Written problem =
Filter out everything except lines holding "JSON".

Records supplied =
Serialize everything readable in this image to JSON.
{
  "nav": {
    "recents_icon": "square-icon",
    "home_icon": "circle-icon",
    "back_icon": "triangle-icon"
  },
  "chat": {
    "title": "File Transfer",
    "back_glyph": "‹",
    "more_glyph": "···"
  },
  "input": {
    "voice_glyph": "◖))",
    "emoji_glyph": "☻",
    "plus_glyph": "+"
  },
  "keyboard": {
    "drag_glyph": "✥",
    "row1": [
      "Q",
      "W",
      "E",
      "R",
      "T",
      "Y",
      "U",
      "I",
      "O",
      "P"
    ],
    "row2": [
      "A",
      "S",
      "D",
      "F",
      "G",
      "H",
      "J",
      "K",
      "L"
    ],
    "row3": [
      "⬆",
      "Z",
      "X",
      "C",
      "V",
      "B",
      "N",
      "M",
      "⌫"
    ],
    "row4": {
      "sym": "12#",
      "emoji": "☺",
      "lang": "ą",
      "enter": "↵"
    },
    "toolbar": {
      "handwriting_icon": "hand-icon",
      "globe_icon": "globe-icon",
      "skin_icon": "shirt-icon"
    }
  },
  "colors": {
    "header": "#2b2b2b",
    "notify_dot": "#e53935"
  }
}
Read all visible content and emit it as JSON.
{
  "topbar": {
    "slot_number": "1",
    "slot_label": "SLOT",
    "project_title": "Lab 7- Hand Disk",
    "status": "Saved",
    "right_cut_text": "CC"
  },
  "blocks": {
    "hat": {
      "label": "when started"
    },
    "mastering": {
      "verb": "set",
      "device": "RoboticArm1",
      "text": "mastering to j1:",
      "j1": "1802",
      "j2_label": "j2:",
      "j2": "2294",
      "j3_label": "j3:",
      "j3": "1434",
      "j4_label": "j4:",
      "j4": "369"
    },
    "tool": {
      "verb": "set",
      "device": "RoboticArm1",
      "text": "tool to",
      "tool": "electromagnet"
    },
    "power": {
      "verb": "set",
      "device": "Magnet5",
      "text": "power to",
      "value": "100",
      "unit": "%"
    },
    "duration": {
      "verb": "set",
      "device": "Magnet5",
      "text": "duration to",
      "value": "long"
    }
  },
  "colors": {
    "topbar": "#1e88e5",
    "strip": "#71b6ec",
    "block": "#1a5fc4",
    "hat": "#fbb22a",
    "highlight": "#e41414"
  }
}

Output for this exercise =
Serialize everything readable in this image to JSON.
Read all visible content and emit it as JSON.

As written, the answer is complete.